▸ Exercise:
In the entries that follow, how many lines contain "クリック数"? Answer with the number only.

------------------------

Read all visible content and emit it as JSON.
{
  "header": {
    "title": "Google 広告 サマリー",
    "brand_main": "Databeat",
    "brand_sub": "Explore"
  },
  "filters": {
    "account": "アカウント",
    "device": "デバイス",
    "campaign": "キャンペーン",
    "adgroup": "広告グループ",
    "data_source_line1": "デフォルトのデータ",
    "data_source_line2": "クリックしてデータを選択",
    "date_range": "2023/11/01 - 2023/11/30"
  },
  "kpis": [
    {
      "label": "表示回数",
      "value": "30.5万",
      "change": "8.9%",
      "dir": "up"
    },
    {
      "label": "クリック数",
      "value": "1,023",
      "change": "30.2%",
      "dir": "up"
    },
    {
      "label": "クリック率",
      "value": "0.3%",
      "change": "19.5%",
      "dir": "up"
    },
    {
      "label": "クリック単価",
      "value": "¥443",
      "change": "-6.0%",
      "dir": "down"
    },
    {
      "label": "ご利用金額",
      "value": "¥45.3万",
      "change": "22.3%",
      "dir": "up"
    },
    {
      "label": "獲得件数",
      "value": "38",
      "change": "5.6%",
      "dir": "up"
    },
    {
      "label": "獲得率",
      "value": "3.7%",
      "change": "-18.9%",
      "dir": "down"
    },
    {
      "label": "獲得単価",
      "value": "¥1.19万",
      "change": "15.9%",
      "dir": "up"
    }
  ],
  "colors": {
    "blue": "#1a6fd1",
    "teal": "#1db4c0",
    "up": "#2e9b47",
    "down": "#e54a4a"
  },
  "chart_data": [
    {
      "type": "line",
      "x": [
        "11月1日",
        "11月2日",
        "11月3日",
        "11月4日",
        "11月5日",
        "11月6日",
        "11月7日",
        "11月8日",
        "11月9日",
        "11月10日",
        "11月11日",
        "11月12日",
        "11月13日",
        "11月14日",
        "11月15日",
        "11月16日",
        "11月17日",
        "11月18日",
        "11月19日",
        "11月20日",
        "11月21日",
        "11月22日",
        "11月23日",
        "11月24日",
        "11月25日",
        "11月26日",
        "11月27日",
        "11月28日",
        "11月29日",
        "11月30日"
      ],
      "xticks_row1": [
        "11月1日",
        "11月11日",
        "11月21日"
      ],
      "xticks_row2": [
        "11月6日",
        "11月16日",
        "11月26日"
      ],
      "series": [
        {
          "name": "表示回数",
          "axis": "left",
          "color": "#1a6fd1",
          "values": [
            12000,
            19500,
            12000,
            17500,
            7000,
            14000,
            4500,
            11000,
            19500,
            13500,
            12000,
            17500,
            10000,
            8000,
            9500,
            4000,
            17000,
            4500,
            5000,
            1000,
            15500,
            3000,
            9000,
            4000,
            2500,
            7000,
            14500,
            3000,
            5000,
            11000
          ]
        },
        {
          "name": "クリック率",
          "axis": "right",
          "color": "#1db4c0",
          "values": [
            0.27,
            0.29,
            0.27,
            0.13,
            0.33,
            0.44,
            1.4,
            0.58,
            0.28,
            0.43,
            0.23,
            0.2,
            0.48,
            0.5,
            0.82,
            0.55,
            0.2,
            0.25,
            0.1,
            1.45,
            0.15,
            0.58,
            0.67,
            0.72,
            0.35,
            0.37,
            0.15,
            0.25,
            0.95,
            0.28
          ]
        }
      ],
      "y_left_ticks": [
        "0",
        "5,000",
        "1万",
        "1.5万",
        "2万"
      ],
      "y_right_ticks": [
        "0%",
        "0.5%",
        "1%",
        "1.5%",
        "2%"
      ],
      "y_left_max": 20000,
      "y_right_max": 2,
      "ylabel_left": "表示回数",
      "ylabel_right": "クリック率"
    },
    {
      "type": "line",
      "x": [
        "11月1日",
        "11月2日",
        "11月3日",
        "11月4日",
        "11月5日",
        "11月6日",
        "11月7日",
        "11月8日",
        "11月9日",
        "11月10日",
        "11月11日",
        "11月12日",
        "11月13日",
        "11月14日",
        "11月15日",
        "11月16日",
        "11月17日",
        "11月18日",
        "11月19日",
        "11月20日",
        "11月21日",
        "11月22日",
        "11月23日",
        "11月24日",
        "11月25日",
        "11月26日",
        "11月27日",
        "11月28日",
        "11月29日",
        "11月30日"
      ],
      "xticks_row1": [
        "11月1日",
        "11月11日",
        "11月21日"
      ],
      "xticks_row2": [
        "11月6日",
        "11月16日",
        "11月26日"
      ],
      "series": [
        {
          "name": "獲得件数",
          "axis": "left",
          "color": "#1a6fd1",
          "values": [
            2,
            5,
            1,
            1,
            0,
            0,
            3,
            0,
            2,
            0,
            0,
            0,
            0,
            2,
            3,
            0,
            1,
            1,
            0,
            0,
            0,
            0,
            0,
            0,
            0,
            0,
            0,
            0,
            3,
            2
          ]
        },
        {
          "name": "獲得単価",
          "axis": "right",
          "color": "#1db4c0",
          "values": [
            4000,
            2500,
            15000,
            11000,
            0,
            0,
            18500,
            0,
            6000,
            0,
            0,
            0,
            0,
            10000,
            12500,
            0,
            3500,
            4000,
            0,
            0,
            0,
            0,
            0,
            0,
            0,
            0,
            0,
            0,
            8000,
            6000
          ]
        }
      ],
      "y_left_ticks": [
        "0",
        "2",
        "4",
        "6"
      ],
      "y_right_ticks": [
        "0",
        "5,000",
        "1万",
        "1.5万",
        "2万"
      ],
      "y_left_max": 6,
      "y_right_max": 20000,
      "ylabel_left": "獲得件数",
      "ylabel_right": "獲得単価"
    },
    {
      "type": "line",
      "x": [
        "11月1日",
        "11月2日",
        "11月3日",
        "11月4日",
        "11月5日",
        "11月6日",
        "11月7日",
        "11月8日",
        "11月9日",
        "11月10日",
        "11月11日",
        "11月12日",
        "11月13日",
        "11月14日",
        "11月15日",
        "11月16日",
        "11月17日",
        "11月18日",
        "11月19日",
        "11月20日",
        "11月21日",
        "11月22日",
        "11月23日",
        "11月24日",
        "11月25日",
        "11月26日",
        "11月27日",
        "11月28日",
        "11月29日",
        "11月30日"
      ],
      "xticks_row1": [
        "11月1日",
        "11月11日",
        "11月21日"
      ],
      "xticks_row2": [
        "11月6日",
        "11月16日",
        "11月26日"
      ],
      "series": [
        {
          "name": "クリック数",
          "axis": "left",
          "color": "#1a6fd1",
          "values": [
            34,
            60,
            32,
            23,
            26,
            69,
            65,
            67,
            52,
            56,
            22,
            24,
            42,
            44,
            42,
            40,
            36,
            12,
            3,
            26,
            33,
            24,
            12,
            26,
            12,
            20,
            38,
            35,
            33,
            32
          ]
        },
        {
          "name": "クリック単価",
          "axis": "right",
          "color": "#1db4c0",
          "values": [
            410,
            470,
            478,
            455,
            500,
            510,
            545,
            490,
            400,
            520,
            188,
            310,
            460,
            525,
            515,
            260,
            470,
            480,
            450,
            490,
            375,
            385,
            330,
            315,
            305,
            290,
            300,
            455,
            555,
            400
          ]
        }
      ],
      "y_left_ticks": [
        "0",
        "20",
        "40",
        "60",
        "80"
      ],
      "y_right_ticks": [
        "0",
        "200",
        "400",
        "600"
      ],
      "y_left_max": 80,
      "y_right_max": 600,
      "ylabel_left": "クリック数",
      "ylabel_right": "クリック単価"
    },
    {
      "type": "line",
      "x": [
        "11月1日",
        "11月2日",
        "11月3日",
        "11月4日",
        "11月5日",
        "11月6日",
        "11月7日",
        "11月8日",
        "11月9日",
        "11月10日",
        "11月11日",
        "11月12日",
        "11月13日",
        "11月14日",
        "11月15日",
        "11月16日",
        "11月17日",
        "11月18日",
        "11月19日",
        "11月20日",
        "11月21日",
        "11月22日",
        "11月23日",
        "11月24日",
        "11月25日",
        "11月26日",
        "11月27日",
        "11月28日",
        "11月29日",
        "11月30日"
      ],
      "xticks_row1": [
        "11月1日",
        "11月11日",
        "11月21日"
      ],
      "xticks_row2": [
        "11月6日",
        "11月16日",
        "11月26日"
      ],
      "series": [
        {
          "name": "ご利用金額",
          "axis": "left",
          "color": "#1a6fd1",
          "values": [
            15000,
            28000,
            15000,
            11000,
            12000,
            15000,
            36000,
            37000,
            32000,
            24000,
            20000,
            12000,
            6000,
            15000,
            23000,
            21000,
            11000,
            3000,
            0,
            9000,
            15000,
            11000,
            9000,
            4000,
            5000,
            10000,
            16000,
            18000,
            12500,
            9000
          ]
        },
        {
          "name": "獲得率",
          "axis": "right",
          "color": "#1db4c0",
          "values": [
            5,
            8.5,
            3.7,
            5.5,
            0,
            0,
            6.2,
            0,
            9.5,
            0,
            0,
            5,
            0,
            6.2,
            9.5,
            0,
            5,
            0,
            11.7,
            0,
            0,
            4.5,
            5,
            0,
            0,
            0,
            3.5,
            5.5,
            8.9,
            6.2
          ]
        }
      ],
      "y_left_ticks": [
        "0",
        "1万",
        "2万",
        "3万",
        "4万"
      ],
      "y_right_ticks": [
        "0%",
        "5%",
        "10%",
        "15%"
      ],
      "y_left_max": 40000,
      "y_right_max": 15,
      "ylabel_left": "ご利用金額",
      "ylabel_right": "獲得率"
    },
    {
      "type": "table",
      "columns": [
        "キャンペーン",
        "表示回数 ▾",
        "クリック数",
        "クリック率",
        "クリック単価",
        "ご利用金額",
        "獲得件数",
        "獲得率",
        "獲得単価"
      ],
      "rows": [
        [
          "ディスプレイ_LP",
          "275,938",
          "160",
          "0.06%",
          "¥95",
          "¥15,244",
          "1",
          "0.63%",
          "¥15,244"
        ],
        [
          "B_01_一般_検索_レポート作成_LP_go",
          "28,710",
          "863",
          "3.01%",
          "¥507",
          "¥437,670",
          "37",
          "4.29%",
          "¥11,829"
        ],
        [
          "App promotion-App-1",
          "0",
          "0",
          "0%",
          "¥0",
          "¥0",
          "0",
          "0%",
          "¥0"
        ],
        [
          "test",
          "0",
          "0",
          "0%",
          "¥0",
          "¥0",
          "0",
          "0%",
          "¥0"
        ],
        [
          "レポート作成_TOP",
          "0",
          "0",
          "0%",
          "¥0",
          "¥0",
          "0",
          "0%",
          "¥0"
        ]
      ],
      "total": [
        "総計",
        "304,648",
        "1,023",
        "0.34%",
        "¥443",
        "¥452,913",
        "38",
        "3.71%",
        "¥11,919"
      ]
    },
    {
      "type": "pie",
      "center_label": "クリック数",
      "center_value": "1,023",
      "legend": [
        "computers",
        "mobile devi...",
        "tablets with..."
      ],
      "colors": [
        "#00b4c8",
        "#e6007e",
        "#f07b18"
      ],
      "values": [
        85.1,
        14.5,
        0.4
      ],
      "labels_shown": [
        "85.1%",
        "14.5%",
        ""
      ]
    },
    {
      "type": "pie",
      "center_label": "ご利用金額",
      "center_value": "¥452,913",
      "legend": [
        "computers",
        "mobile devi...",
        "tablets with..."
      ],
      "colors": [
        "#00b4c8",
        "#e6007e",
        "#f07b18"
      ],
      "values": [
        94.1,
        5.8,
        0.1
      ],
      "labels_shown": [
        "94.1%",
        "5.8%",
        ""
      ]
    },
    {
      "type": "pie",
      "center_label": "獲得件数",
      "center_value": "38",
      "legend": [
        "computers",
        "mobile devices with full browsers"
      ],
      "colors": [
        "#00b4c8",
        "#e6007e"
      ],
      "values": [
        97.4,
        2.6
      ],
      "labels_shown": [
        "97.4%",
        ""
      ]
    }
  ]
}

------------------------

▸ Answer to this task:
5